=== TASK DATA ===

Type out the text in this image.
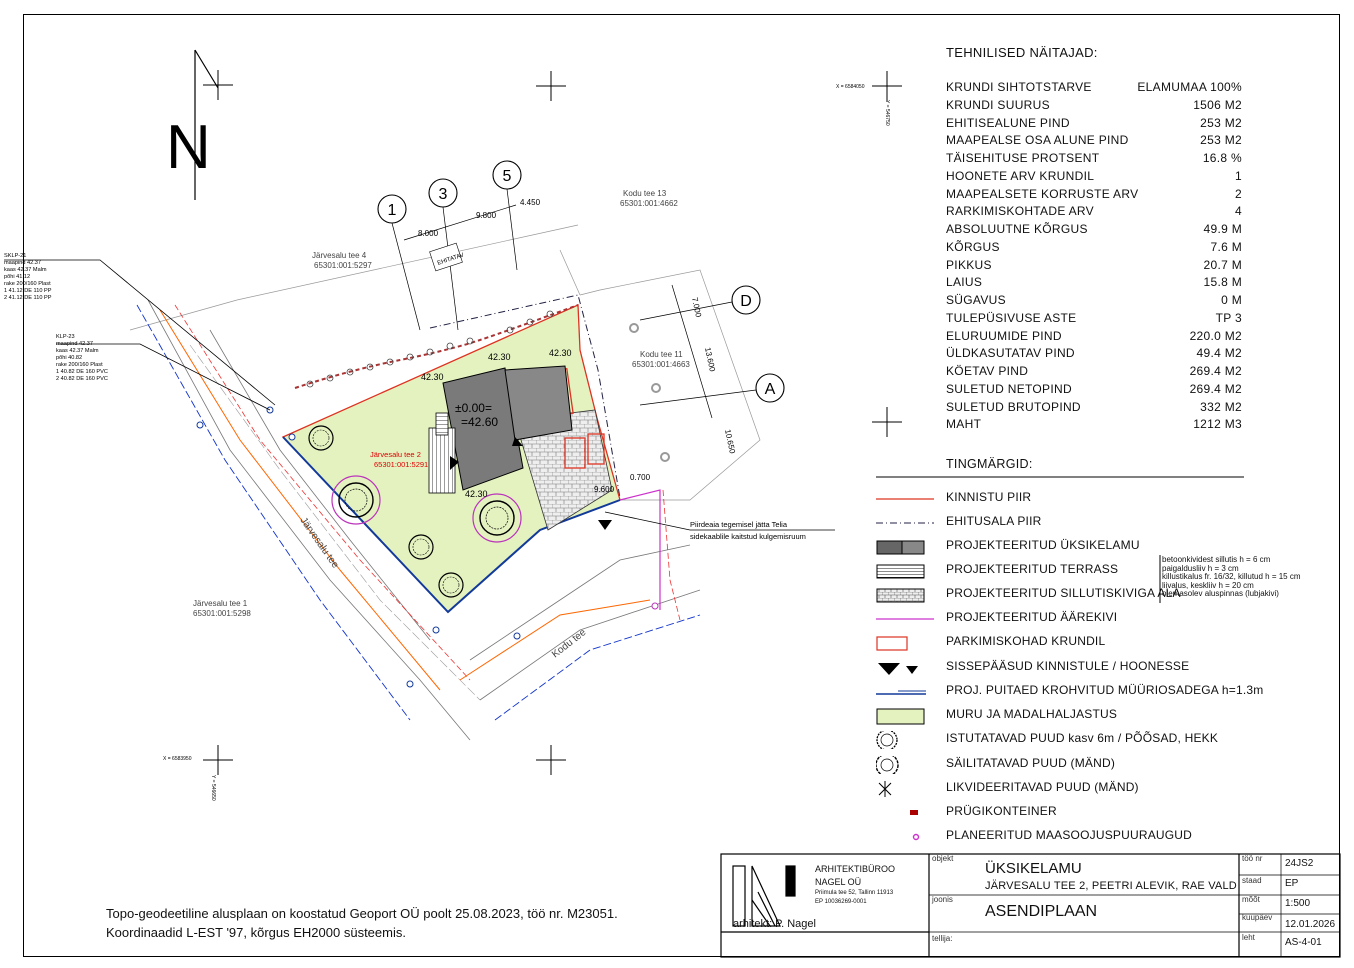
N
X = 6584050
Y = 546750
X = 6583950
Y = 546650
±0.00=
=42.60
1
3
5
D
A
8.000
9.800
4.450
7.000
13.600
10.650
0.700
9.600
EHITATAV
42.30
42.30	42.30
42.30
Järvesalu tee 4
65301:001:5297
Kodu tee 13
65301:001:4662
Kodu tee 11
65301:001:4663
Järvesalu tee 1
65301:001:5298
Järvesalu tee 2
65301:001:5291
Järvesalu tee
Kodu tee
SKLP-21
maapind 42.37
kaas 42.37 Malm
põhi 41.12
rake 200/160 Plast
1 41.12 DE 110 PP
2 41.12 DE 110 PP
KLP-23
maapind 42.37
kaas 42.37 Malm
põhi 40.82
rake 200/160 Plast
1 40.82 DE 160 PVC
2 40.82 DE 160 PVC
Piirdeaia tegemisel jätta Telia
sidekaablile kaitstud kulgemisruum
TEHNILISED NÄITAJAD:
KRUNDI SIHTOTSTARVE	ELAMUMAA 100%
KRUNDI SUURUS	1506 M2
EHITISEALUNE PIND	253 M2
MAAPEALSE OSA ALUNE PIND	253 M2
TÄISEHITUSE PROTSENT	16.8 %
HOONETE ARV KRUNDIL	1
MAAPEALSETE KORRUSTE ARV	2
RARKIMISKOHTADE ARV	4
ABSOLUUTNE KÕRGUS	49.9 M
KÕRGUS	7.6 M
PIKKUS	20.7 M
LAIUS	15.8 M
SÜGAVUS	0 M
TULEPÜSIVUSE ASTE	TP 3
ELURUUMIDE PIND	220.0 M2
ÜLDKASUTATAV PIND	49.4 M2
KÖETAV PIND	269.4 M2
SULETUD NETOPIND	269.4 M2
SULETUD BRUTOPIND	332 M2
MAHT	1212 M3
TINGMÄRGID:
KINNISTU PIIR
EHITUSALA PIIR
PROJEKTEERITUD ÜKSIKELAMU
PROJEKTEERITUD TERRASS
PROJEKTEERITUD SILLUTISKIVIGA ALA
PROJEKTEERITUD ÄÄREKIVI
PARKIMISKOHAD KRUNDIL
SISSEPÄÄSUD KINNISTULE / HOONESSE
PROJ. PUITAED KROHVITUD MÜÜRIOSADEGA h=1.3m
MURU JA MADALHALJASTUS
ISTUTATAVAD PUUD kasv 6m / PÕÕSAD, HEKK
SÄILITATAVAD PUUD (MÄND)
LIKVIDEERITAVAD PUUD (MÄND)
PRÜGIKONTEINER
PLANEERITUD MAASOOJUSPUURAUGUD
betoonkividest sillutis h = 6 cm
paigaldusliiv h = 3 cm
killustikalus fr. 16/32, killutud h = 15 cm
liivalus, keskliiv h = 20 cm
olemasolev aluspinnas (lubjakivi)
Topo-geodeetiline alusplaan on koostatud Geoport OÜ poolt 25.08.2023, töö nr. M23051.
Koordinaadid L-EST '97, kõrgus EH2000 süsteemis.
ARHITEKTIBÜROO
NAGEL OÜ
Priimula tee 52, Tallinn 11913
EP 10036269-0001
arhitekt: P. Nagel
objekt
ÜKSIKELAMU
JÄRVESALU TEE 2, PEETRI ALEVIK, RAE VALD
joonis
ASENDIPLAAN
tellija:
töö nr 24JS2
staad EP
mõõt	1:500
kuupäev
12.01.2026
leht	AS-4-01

===
=== TASK DATA ===

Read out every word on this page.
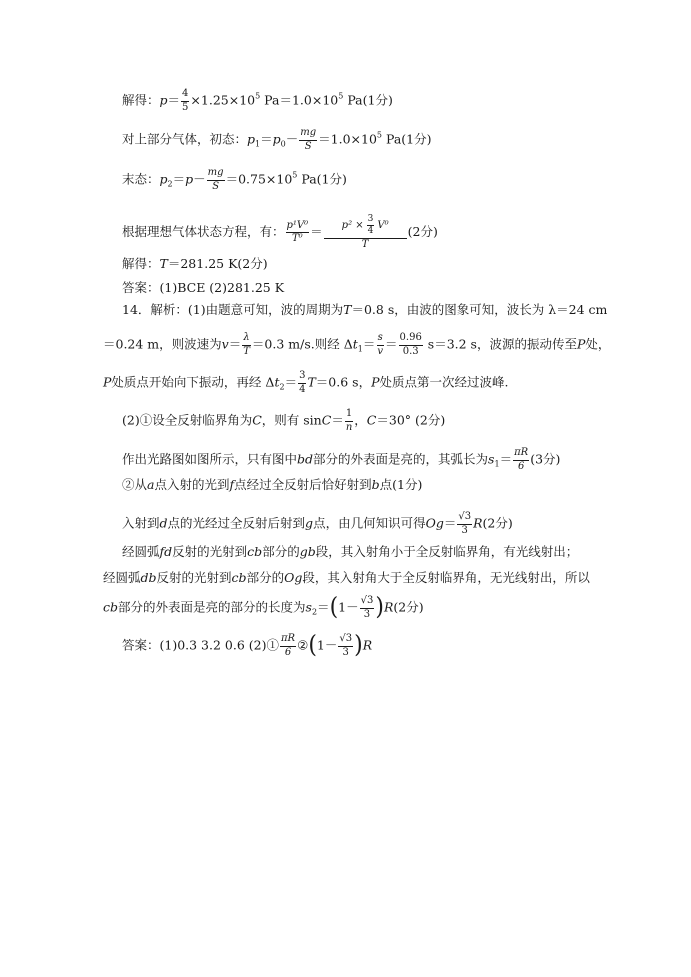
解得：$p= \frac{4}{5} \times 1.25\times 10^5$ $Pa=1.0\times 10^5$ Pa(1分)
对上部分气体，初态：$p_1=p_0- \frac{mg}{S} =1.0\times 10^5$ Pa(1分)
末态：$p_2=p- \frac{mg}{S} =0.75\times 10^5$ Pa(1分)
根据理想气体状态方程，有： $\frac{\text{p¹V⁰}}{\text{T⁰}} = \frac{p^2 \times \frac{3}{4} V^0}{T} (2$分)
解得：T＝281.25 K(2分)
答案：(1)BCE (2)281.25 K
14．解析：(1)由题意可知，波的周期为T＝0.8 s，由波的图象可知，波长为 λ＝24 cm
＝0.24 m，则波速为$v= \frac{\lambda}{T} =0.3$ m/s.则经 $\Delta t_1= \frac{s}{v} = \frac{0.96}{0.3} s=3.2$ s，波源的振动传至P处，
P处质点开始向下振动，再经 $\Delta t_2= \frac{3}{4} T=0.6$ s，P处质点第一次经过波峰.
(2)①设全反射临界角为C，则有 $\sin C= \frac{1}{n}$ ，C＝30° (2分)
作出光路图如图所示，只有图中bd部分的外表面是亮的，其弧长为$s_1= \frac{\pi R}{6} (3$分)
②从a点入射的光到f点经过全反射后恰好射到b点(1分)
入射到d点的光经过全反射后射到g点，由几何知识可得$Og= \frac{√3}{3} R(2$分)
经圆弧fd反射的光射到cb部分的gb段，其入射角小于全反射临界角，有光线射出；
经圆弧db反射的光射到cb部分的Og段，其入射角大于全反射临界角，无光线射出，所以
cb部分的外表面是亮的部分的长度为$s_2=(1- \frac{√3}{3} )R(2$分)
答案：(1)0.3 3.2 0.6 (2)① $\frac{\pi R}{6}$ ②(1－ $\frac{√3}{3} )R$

===
=== TASK DATA ===

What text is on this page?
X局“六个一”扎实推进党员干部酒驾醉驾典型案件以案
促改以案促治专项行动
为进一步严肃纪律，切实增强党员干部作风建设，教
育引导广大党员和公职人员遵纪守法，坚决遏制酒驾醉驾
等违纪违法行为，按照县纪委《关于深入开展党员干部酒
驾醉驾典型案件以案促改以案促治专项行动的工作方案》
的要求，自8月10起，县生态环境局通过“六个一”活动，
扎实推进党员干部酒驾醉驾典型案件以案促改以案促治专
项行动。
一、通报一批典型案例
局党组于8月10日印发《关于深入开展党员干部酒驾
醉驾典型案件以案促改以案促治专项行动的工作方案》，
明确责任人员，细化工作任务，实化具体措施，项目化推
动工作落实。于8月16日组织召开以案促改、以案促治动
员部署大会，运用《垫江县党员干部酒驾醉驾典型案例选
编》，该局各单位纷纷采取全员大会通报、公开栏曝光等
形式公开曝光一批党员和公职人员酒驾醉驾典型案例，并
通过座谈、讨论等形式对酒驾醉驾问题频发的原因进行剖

===

■ DIRECTIVE: Find the lines that include the string "text", then copy each of them.

■ EXERCISE ANSWER:
Type out the text in this image.
根据理想气体状态方程，有： $\frac{\text{p¹V⁰}}{\text{T⁰}} = \frac{p^2 \times \frac{3}{4} V^0}{T} (2$分)
What text is on this page?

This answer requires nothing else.